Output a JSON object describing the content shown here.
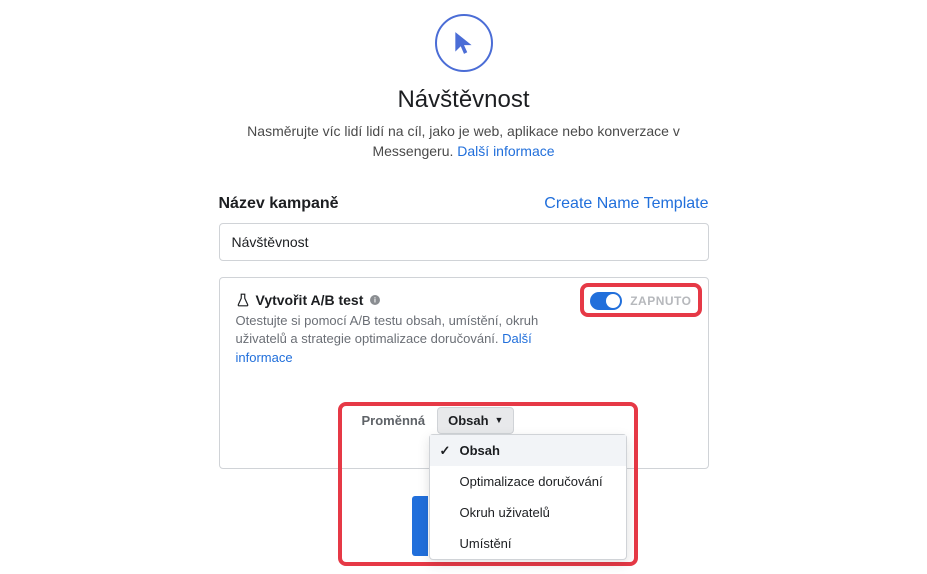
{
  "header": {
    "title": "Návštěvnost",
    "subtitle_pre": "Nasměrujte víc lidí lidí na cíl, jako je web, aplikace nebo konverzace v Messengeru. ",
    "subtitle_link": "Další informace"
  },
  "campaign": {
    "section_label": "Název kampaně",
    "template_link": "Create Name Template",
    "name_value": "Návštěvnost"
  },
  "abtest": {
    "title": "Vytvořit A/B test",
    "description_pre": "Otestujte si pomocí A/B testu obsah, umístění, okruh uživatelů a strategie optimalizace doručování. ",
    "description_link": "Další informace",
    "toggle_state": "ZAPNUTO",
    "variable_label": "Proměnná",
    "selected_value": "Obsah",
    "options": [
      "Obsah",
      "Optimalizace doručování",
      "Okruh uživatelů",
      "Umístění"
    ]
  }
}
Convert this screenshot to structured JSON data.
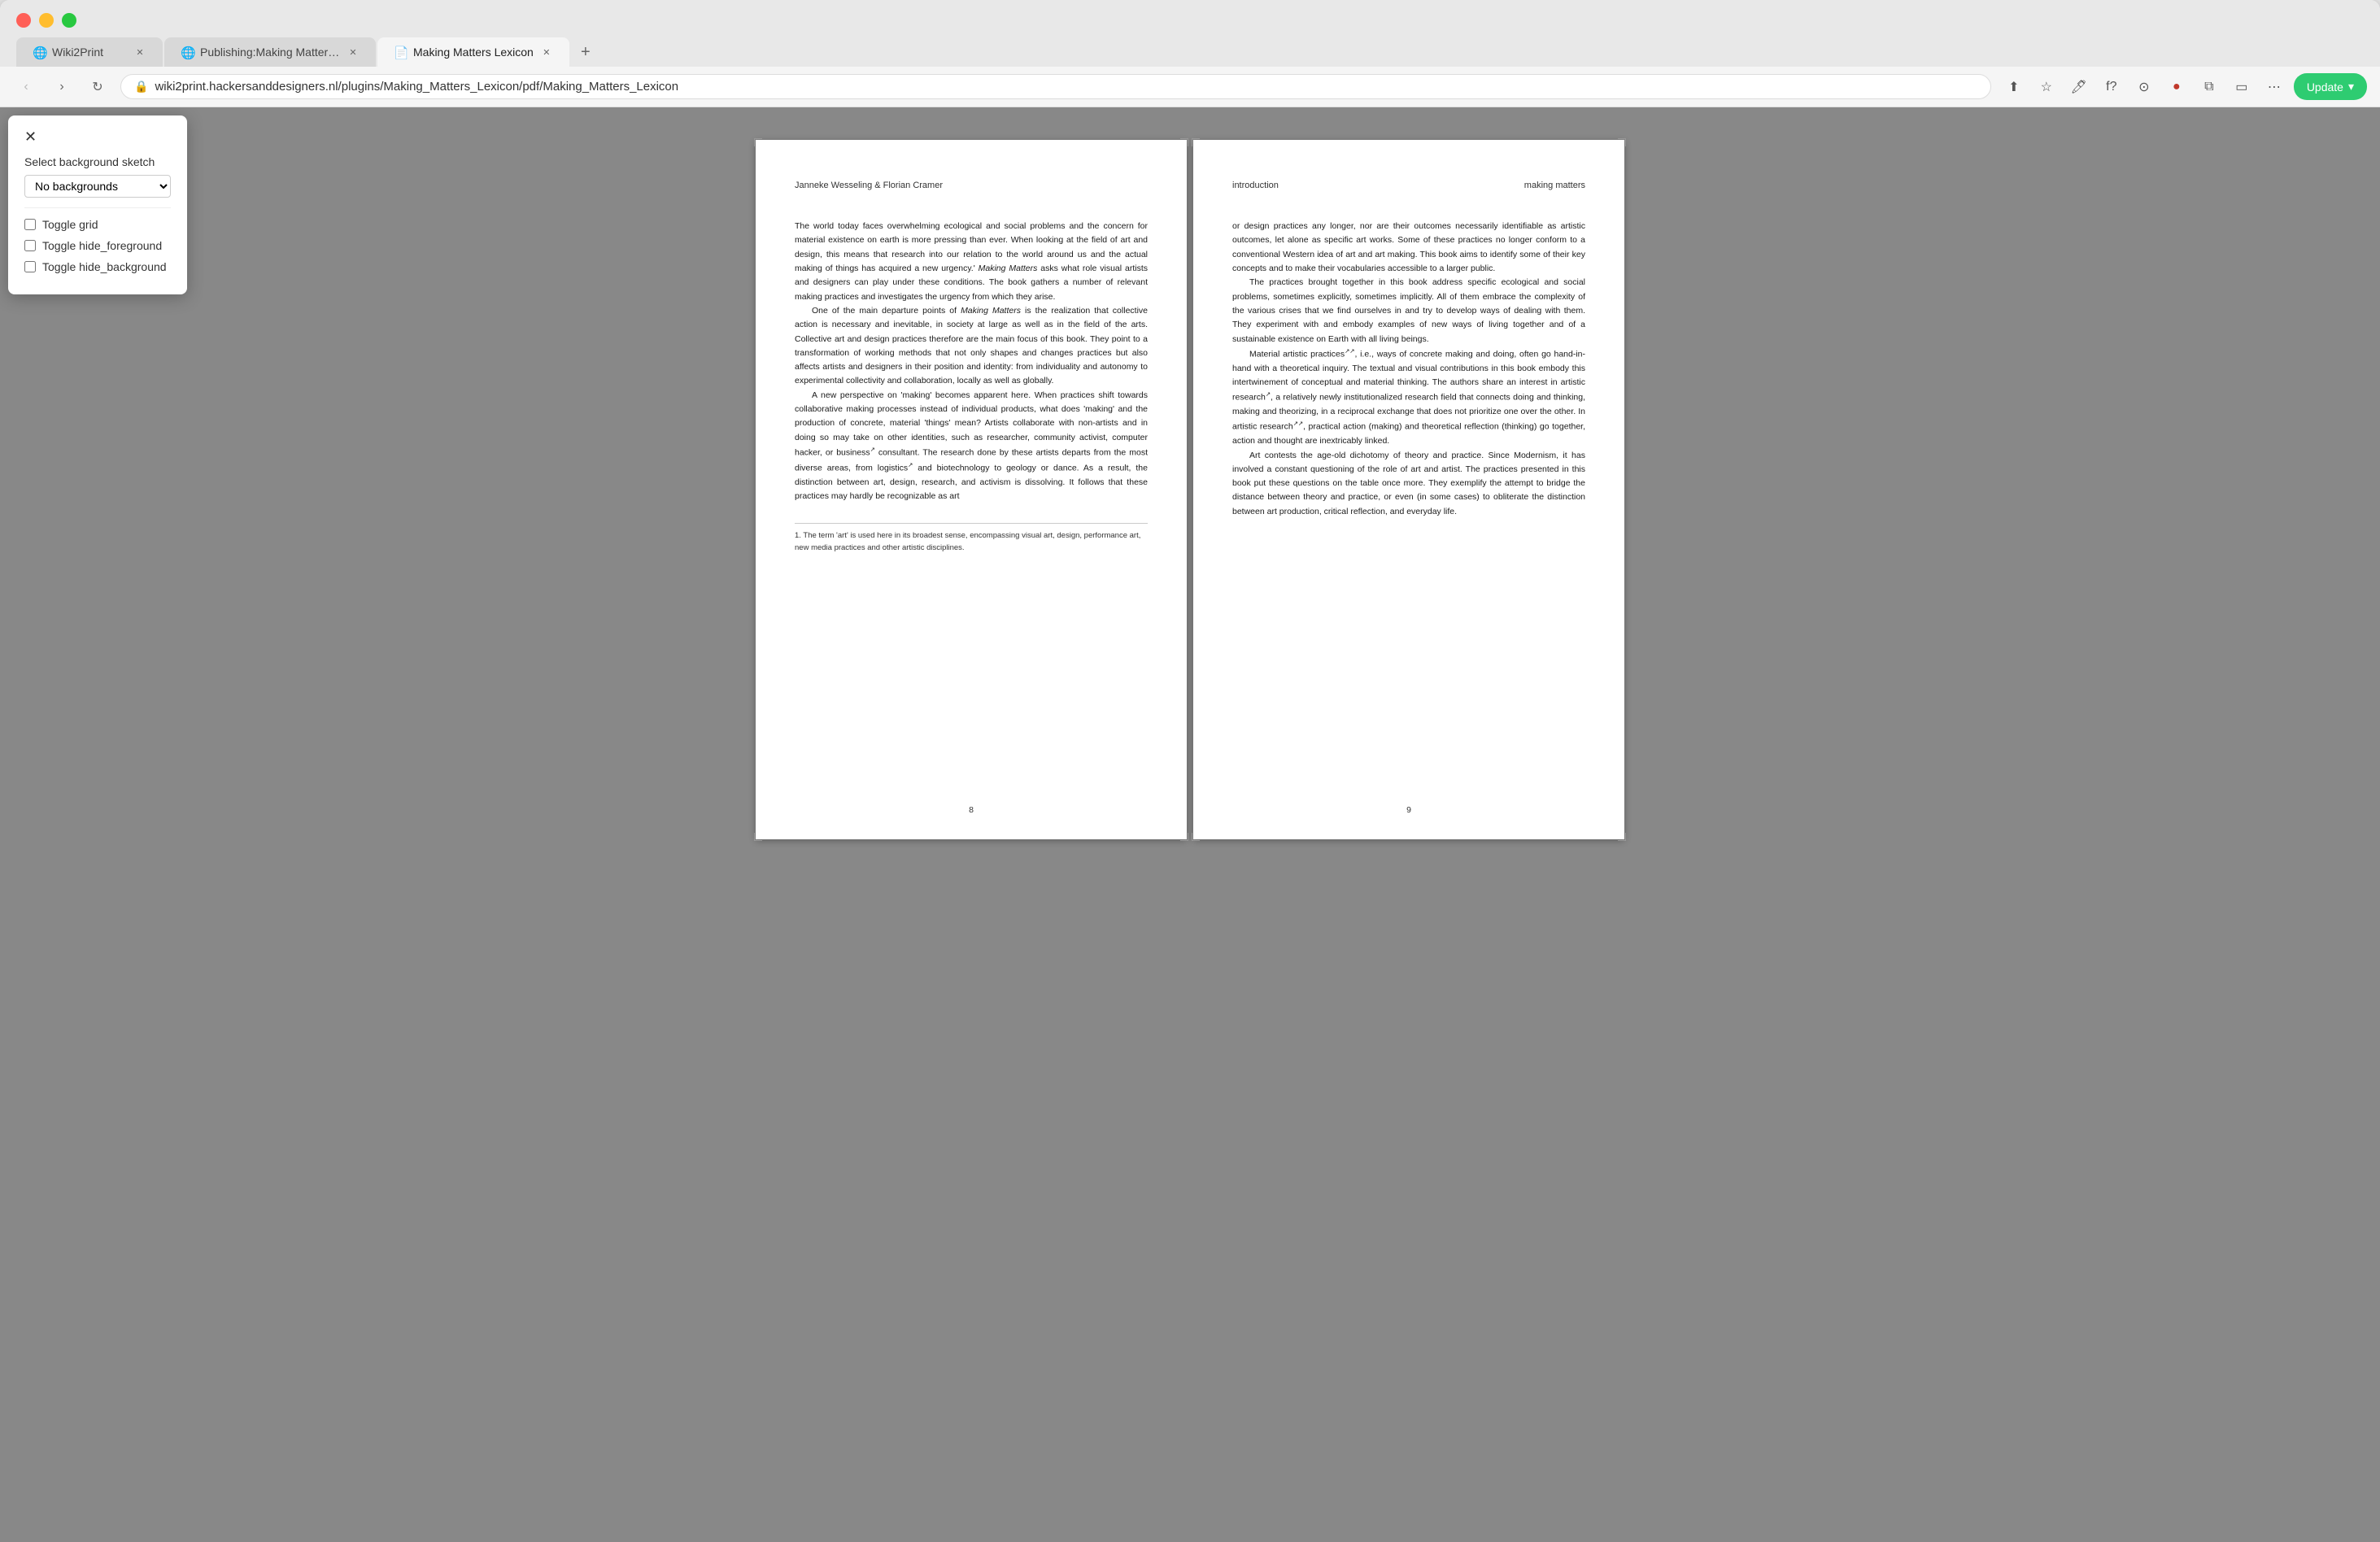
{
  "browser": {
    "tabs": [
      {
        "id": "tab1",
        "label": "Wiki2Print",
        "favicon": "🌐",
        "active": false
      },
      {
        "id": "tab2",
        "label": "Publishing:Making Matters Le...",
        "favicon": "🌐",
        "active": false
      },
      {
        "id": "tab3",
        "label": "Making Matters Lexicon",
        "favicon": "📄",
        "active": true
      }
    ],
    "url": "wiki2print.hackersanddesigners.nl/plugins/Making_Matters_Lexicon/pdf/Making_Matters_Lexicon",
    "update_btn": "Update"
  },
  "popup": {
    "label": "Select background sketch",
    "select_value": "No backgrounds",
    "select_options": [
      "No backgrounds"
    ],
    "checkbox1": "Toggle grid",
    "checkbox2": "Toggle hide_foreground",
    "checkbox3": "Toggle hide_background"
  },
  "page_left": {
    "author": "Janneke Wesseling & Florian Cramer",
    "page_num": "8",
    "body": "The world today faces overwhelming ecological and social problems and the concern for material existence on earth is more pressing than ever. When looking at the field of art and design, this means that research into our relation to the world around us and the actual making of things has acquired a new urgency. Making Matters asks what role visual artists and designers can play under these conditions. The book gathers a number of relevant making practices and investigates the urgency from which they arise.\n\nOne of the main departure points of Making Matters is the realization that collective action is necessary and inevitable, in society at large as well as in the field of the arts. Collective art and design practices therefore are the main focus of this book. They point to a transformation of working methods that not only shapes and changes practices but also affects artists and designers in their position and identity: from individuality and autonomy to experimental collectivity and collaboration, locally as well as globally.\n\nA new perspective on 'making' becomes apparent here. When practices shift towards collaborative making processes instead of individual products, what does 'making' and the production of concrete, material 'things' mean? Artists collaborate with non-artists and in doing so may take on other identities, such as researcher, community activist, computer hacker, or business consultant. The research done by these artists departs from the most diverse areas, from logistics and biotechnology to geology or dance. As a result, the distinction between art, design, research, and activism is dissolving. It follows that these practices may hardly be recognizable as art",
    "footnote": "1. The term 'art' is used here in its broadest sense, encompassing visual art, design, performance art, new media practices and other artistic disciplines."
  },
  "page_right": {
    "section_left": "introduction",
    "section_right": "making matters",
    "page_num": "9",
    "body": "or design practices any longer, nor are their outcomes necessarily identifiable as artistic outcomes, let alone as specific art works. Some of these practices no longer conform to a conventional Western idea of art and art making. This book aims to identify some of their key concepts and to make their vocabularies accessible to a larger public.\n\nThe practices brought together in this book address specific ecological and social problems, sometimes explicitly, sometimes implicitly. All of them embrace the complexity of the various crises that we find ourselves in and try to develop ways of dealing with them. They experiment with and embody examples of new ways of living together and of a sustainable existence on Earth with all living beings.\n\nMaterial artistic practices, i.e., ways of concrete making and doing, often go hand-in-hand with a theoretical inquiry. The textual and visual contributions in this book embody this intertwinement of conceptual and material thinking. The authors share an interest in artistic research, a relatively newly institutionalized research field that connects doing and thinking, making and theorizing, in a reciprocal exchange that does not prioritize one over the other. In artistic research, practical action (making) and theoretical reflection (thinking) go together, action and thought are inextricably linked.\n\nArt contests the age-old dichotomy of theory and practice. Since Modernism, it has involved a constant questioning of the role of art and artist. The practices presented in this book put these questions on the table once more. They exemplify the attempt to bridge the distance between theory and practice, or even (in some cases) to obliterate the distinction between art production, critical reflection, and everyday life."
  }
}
________________________________________
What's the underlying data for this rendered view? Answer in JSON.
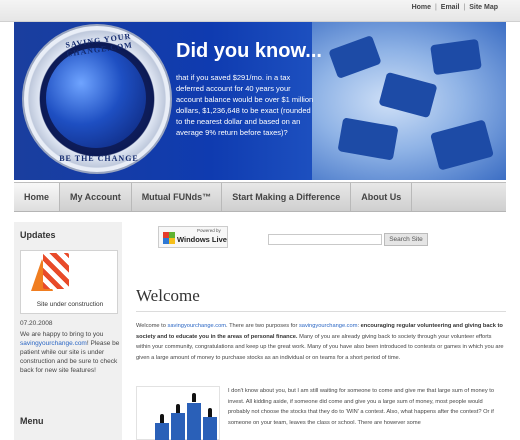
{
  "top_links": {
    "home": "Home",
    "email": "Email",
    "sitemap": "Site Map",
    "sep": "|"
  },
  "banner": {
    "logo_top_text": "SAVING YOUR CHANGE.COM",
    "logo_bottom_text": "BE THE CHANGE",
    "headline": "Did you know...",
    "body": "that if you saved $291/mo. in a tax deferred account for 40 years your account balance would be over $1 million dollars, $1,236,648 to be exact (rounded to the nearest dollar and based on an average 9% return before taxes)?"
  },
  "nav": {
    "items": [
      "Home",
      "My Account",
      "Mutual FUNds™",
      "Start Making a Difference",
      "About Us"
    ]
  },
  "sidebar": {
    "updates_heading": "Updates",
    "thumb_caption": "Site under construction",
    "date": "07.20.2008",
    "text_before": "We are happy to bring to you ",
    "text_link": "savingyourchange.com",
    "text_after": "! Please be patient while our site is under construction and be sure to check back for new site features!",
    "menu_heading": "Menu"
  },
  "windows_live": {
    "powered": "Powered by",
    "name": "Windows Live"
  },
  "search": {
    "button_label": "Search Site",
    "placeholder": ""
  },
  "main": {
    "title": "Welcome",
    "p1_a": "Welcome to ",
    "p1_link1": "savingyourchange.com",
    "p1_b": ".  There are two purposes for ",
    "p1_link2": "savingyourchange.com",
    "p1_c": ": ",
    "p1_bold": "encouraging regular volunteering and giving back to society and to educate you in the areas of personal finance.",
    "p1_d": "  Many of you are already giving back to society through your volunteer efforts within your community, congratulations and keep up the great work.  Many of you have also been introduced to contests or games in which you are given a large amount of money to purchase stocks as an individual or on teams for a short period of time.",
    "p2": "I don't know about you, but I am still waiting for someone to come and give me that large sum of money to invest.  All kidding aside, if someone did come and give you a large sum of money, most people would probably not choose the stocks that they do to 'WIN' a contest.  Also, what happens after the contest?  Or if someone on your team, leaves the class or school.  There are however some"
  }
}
________________________________________
Request => Lines holding the word "know" in the entries above are the ones to pull out. Copy them all.

Written reply =>
    "headline": "Did you know...",
    "p2": "I don't know about you, but I am still waiting for someone to come and give me that large sum of money to invest.  All kidding aside, if someone did come and give you a large sum of money, most people would probably not choose the stocks that they do to 'WIN' a contest.  Also, what happens after the contest?  Or if someone on your team, leaves the class or school.  There are however some"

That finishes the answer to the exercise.